__DATA LINES__
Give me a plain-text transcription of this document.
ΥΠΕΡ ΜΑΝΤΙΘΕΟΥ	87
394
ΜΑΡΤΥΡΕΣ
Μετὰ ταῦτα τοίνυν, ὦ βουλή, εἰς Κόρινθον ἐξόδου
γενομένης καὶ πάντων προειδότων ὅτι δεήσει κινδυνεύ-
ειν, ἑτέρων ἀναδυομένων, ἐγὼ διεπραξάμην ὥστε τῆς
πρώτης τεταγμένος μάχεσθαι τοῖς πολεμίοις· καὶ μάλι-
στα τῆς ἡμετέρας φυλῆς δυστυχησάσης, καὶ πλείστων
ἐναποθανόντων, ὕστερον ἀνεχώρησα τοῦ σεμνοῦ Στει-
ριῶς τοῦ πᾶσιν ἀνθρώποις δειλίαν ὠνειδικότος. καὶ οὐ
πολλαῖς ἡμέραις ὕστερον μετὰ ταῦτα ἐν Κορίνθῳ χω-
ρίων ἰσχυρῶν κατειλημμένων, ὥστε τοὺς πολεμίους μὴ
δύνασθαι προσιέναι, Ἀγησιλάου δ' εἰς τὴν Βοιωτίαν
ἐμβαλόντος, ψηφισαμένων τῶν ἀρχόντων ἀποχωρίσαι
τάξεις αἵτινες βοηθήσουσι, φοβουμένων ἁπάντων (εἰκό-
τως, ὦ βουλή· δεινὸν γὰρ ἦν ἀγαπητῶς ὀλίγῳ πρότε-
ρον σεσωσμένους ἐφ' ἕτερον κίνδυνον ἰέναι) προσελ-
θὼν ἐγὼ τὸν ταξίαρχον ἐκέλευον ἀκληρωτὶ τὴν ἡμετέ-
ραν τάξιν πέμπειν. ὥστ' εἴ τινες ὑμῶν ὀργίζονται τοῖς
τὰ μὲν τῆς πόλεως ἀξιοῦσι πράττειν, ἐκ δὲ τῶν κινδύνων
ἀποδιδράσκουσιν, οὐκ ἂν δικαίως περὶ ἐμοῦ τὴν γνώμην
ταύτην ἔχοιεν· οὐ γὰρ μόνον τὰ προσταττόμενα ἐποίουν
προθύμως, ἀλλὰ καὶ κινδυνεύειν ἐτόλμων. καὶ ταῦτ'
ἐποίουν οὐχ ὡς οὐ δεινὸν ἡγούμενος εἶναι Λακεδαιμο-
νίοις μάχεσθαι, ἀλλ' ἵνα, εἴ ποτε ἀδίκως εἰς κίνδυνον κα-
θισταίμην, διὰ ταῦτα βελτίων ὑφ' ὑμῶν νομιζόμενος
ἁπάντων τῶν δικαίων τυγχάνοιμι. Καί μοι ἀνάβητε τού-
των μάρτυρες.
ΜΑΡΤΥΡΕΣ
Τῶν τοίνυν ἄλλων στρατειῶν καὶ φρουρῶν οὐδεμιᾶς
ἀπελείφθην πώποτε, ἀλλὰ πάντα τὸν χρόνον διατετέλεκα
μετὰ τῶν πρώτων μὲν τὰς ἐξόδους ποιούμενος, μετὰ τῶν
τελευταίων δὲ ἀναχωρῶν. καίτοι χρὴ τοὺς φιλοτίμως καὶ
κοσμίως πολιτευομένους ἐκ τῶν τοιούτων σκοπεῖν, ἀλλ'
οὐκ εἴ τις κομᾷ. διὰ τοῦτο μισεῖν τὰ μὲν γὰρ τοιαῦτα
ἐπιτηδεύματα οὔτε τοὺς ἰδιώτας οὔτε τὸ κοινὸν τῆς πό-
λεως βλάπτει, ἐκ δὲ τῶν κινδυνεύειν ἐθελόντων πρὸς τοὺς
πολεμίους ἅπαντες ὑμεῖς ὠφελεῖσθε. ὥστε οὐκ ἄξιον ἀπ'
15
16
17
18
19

__STATED GOAL__
The full set of records should be duplicated exactly.

__EXERCISE SOLUTION__
Give me a plain-text transcription of this document.
ΥΠΕΡ ΜΑΝΤΙΘΕΟΥ	87
394
ΜΑΡΤΥΡΕΣ
Μετὰ ταῦτα τοίνυν, ὦ βουλή, εἰς Κόρινθον ἐξόδου
γενομένης καὶ πάντων προειδότων ὅτι δεήσει κινδυνεύ-
ειν, ἑτέρων ἀναδυομένων, ἐγὼ διεπραξάμην ὥστε τῆς
πρώτης τεταγμένος μάχεσθαι τοῖς πολεμίοις· καὶ μάλι-
στα τῆς ἡμετέρας φυλῆς δυστυχησάσης, καὶ πλείστων
ἐναποθανόντων, ὕστερον ἀνεχώρησα τοῦ σεμνοῦ Στει-
ριῶς τοῦ πᾶσιν ἀνθρώποις δειλίαν ὠνειδικότος. καὶ οὐ
πολλαῖς ἡμέραις ὕστερον μετὰ ταῦτα ἐν Κορίνθῳ χω-
ρίων ἰσχυρῶν κατειλημμένων, ὥστε τοὺς πολεμίους μὴ
δύνασθαι προσιέναι, Ἀγησιλάου δ' εἰς τὴν Βοιωτίαν
ἐμβαλόντος, ψηφισαμένων τῶν ἀρχόντων ἀποχωρίσαι
τάξεις αἵτινες βοηθήσουσι, φοβουμένων ἁπάντων (εἰκό-
τως, ὦ βουλή· δεινὸν γὰρ ἦν ἀγαπητῶς ὀλίγῳ πρότε-
ρον σεσωσμένους ἐφ' ἕτερον κίνδυνον ἰέναι) προσελ-
θὼν ἐγὼ τὸν ταξίαρχον ἐκέλευον ἀκληρωτὶ τὴν ἡμετέ-
ραν τάξιν πέμπειν. ὥστ' εἴ τινες ὑμῶν ὀργίζονται τοῖς
τὰ μὲν τῆς πόλεως ἀξιοῦσι πράττειν, ἐκ δὲ τῶν κινδύνων
ἀποδιδράσκουσιν, οὐκ ἂν δικαίως περὶ ἐμοῦ τὴν γνώμην
ταύτην ἔχοιεν· οὐ γὰρ μόνον τὰ προσταττόμενα ἐποίουν
προθύμως, ἀλλὰ καὶ κινδυνεύειν ἐτόλμων. καὶ ταῦτ'
ἐποίουν οὐχ ὡς οὐ δεινὸν ἡγούμενος εἶναι Λακεδαιμο-
νίοις μάχεσθαι, ἀλλ' ἵνα, εἴ ποτε ἀδίκως εἰς κίνδυνον κα-
θισταίμην, διὰ ταῦτα βελτίων ὑφ' ὑμῶν νομιζόμενος
ἁπάντων τῶν δικαίων τυγχάνοιμι. Καί μοι ἀνάβητε τού-
των μάρτυρες.
ΜΑΡΤΥΡΕΣ
Τῶν τοίνυν ἄλλων στρατειῶν καὶ φρουρῶν οὐδεμιᾶς
ἀπελείφθην πώποτε, ἀλλὰ πάντα τὸν χρόνον διατετέλεκα
μετὰ τῶν πρώτων μὲν τὰς ἐξόδους ποιούμενος, μετὰ τῶν
τελευταίων δὲ ἀναχωρῶν. καίτοι χρὴ τοὺς φιλοτίμως καὶ
κοσμίως πολιτευομένους ἐκ τῶν τοιούτων σκοπεῖν, ἀλλ'
οὐκ εἴ τις κομᾷ. διὰ τοῦτο μισεῖν τὰ μὲν γὰρ τοιαῦτα
ἐπιτηδεύματα οὔτε τοὺς ἰδιώτας οὔτε τὸ κοινὸν τῆς πό-
λεως βλάπτει, ἐκ δὲ τῶν κινδυνεύειν ἐθελόντων πρὸς τοὺς
πολεμίους ἅπαντες ὑμεῖς ὠφελεῖσθε. ὥστε οὐκ ἄξιον ἀπ'
15
16
17
18
19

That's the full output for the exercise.